> **INSTRUCTION**
Write out the full set of records below exactly.

> **SUPPLIED ENTRIES**
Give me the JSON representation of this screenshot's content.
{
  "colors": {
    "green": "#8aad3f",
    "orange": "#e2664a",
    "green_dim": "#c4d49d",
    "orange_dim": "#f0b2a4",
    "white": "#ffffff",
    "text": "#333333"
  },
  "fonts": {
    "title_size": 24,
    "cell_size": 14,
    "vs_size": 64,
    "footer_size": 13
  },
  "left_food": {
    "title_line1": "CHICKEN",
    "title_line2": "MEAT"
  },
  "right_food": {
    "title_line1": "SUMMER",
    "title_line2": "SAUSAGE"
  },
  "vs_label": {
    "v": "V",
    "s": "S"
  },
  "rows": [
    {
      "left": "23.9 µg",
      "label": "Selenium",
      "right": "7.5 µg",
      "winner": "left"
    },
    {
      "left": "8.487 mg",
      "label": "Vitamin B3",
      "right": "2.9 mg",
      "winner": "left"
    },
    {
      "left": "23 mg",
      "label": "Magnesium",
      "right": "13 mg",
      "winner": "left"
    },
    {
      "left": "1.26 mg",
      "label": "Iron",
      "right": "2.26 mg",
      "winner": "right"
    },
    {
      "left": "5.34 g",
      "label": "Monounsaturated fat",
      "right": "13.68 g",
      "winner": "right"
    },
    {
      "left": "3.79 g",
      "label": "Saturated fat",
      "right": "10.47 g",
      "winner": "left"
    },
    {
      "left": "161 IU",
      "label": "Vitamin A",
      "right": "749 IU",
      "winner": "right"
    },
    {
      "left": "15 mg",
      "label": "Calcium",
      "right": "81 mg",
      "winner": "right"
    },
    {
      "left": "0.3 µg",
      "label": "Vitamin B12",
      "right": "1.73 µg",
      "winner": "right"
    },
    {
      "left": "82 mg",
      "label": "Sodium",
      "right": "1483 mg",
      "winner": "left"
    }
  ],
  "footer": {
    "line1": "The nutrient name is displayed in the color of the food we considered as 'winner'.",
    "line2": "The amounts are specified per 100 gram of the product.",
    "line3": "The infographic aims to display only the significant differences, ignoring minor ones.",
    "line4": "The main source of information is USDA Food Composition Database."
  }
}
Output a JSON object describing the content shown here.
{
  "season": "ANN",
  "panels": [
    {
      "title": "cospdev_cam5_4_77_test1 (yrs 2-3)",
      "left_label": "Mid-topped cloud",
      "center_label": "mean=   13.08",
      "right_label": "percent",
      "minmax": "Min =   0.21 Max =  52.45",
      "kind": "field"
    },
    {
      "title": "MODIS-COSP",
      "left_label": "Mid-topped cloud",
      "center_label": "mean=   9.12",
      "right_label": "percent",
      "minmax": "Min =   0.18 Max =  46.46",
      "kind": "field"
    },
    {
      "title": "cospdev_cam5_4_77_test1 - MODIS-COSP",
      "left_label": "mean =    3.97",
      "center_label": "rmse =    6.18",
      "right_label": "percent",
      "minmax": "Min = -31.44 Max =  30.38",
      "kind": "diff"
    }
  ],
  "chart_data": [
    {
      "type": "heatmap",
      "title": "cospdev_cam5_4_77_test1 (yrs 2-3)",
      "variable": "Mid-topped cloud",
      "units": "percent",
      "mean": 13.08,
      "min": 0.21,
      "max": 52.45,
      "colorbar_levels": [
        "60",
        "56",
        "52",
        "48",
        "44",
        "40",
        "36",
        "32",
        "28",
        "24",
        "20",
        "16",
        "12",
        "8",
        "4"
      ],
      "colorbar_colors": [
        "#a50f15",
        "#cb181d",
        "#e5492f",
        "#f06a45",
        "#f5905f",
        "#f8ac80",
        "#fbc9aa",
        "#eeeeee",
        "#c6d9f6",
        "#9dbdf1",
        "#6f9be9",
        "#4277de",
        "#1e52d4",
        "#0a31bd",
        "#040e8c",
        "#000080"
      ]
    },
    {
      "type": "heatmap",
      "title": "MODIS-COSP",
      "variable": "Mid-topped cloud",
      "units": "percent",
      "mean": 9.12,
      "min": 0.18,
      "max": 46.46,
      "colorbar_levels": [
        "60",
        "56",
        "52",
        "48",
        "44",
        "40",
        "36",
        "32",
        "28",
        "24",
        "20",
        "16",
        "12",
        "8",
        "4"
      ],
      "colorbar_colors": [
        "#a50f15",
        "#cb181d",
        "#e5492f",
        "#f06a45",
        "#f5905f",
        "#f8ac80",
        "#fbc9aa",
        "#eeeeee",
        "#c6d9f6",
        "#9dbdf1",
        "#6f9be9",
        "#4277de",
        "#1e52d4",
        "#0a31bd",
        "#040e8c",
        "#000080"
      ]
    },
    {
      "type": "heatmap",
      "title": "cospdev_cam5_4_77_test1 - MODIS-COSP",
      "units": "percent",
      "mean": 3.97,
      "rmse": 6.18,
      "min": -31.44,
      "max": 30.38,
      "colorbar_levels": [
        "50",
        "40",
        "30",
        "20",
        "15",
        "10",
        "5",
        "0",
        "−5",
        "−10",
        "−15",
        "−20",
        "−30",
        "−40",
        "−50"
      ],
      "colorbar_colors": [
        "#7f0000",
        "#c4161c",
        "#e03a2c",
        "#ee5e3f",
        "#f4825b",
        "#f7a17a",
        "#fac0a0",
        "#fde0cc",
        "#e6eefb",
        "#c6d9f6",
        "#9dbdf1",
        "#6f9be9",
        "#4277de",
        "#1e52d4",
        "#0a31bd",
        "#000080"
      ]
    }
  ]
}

> **EXERCISE RESPONSE**
Give me the JSON representation of this screenshot's content.
{
  "colors": {
    "green": "#8aad3f",
    "orange": "#e2664a",
    "green_dim": "#c4d49d",
    "orange_dim": "#f0b2a4",
    "white": "#ffffff",
    "text": "#333333"
  },
  "fonts": {
    "title_size": 24,
    "cell_size": 14,
    "vs_size": 64,
    "footer_size": 13
  },
  "left_food": {
    "title_line1": "CHICKEN",
    "title_line2": "MEAT"
  },
  "right_food": {
    "title_line1": "SUMMER",
    "title_line2": "SAUSAGE"
  },
  "vs_label": {
    "v": "V",
    "s": "S"
  },
  "rows": [
    {
      "left": "23.9 µg",
      "label": "Selenium",
      "right": "7.5 µg",
      "winner": "left"
    },
    {
      "left": "8.487 mg",
      "label": "Vitamin B3",
      "right": "2.9 mg",
      "winner": "left"
    },
    {
      "left": "23 mg",
      "label": "Magnesium",
      "right": "13 mg",
      "winner": "left"
    },
    {
      "left": "1.26 mg",
      "label": "Iron",
      "right": "2.26 mg",
      "winner": "right"
    },
    {
      "left": "5.34 g",
      "label": "Monounsaturated fat",
      "right": "13.68 g",
      "winner": "right"
    },
    {
      "left": "3.79 g",
      "label": "Saturated fat",
      "right": "10.47 g",
      "winner": "left"
    },
    {
      "left": "161 IU",
      "label": "Vitamin A",
      "right": "749 IU",
      "winner": "right"
    },
    {
      "left": "15 mg",
      "label": "Calcium",
      "right": "81 mg",
      "winner": "right"
    },
    {
      "left": "0.3 µg",
      "label": "Vitamin B12",
      "right": "1.73 µg",
      "winner": "right"
    },
    {
      "left": "82 mg",
      "label": "Sodium",
      "right": "1483 mg",
      "winner": "left"
    }
  ],
  "footer": {
    "line1": "The nutrient name is displayed in the color of the food we considered as 'winner'.",
    "line2": "The amounts are specified per 100 gram of the product.",
    "line3": "The infographic aims to display only the significant differences, ignoring minor ones.",
    "line4": "The main source of information is USDA Food Composition Database."
  }
}
Output a JSON object describing the content shown here.
{
  "season": "ANN",
  "panels": [
    {
      "title": "cospdev_cam5_4_77_test1 (yrs 2-3)",
      "left_label": "Mid-topped cloud",
      "center_label": "mean=   13.08",
      "right_label": "percent",
      "minmax": "Min =   0.21 Max =  52.45",
      "kind": "field"
    },
    {
      "title": "MODIS-COSP",
      "left_label": "Mid-topped cloud",
      "center_label": "mean=   9.12",
      "right_label": "percent",
      "minmax": "Min =   0.18 Max =  46.46",
      "kind": "field"
    },
    {
      "title": "cospdev_cam5_4_77_test1 - MODIS-COSP",
      "left_label": "mean =    3.97",
      "center_label": "rmse =    6.18",
      "right_label": "percent",
      "minmax": "Min = -31.44 Max =  30.38",
      "kind": "diff"
    }
  ],
  "chart_data": [
    {
      "type": "heatmap",
      "title": "cospdev_cam5_4_77_test1 (yrs 2-3)",
      "variable": "Mid-topped cloud",
      "units": "percent",
      "mean": 13.08,
      "min": 0.21,
      "max": 52.45,
      "colorbar_levels": [
        "60",
        "56",
        "52",
        "48",
        "44",
        "40",
        "36",
        "32",
        "28",
        "24",
        "20",
        "16",
        "12",
        "8",
        "4"
      ],
      "colorbar_colors": [
        "#a50f15",
        "#cb181d",
        "#e5492f",
        "#f06a45",
        "#f5905f",
        "#f8ac80",
        "#fbc9aa",
        "#eeeeee",
        "#c6d9f6",
        "#9dbdf1",
        "#6f9be9",
        "#4277de",
        "#1e52d4",
        "#0a31bd",
        "#040e8c",
        "#000080"
      ]
    },
    {
      "type": "heatmap",
      "title": "MODIS-COSP",
      "variable": "Mid-topped cloud",
      "units": "percent",
      "mean": 9.12,
      "min": 0.18,
      "max": 46.46,
      "colorbar_levels": [
        "60",
        "56",
        "52",
        "48",
        "44",
        "40",
        "36",
        "32",
        "28",
        "24",
        "20",
        "16",
        "12",
        "8",
        "4"
      ],
      "colorbar_colors": [
        "#a50f15",
        "#cb181d",
        "#e5492f",
        "#f06a45",
        "#f5905f",
        "#f8ac80",
        "#fbc9aa",
        "#eeeeee",
        "#c6d9f6",
        "#9dbdf1",
        "#6f9be9",
        "#4277de",
        "#1e52d4",
        "#0a31bd",
        "#040e8c",
        "#000080"
      ]
    },
    {
      "type": "heatmap",
      "title": "cospdev_cam5_4_77_test1 - MODIS-COSP",
      "units": "percent",
      "mean": 3.97,
      "rmse": 6.18,
      "min": -31.44,
      "max": 30.38,
      "colorbar_levels": [
        "50",
        "40",
        "30",
        "20",
        "15",
        "10",
        "5",
        "0",
        "−5",
        "−10",
        "−15",
        "−20",
        "−30",
        "−40",
        "−50"
      ],
      "colorbar_colors": [
        "#7f0000",
        "#c4161c",
        "#e03a2c",
        "#ee5e3f",
        "#f4825b",
        "#f7a17a",
        "#fac0a0",
        "#fde0cc",
        "#e6eefb",
        "#c6d9f6",
        "#9dbdf1",
        "#6f9be9",
        "#4277de",
        "#1e52d4",
        "#0a31bd",
        "#000080"
      ]
    }
  ]
}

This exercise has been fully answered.